Exercise:
Go through the listing below and list every line with "концентрация".

====== Source material

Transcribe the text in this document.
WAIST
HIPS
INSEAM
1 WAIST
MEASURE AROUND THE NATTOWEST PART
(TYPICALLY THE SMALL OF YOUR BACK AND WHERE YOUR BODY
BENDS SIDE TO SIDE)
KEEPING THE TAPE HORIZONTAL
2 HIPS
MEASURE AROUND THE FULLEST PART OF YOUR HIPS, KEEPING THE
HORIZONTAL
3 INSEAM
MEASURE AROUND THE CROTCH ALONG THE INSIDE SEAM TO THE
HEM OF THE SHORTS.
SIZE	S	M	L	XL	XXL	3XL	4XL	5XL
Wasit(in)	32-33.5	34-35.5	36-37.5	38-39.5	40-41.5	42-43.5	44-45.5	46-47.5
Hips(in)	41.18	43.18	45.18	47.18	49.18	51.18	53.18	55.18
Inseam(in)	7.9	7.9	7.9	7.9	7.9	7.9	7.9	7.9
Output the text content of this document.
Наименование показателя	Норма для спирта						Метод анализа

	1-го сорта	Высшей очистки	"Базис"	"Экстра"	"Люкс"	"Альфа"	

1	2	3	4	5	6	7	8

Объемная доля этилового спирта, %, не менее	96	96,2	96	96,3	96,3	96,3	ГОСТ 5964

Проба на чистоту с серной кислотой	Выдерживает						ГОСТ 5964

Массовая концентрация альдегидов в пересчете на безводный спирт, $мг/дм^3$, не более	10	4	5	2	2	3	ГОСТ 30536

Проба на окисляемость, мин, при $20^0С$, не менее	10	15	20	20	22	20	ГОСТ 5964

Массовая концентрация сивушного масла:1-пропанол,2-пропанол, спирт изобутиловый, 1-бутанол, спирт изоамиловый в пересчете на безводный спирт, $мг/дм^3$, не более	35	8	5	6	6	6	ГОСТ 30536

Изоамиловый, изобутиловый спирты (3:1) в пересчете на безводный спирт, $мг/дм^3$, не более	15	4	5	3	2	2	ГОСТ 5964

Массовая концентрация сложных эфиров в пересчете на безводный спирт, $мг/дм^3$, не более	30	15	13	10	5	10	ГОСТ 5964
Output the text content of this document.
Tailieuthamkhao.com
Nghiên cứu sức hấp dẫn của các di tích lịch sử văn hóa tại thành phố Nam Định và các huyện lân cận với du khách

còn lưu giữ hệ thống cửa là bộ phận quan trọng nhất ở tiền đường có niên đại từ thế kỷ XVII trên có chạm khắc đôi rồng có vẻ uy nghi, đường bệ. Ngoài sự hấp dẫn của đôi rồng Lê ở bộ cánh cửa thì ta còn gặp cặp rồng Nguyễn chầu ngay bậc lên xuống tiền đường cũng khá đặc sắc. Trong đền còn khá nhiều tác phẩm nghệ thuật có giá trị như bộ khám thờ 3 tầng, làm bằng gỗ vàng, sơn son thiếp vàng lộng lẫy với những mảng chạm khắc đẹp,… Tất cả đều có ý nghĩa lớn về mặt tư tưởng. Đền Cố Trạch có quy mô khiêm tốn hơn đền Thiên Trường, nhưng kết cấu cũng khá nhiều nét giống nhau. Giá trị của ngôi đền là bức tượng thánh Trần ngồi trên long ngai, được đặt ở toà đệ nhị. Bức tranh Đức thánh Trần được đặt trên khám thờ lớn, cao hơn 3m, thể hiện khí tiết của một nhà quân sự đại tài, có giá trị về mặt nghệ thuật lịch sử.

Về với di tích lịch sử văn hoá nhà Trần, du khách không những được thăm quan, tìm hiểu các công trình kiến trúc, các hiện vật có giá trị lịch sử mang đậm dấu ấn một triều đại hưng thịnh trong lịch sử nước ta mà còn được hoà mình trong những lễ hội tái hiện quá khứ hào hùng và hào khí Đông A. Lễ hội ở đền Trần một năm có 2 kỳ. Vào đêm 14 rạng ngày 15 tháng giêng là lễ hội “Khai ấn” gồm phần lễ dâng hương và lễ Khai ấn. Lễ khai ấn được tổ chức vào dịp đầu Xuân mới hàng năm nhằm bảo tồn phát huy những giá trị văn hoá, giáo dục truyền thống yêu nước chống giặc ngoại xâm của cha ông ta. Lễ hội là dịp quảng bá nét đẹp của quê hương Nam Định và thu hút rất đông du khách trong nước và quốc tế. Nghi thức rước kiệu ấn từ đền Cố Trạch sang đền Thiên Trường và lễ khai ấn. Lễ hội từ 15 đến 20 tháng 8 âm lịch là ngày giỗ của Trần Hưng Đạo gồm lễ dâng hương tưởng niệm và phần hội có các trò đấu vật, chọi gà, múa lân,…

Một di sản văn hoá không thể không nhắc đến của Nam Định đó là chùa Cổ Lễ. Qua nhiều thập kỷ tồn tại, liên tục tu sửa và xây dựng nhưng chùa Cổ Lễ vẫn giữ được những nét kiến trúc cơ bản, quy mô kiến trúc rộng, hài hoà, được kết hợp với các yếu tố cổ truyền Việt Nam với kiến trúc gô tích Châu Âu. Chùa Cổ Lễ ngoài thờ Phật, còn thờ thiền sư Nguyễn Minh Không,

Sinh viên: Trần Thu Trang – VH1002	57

============

Completed task:
Массовая концентрация альдегидов в пересчете на безводный спирт, $мг/дм^3$, не более	10	4	5	2	2	3	ГОСТ 30536
Массовая концентрация сивушного масла:1-пропанол,2-пропанол, спирт изобутиловый, 1-бутанол, спирт изоамиловый в пересчете на безводный спирт, $мг/дм^3$, не более	35	8	5	6	6	6	ГОСТ 30536
Массовая концентрация сложных эфиров в пересчете на безводный спирт, $мг/дм^3$, не более	30	15	13	10	5	10	ГОСТ 5964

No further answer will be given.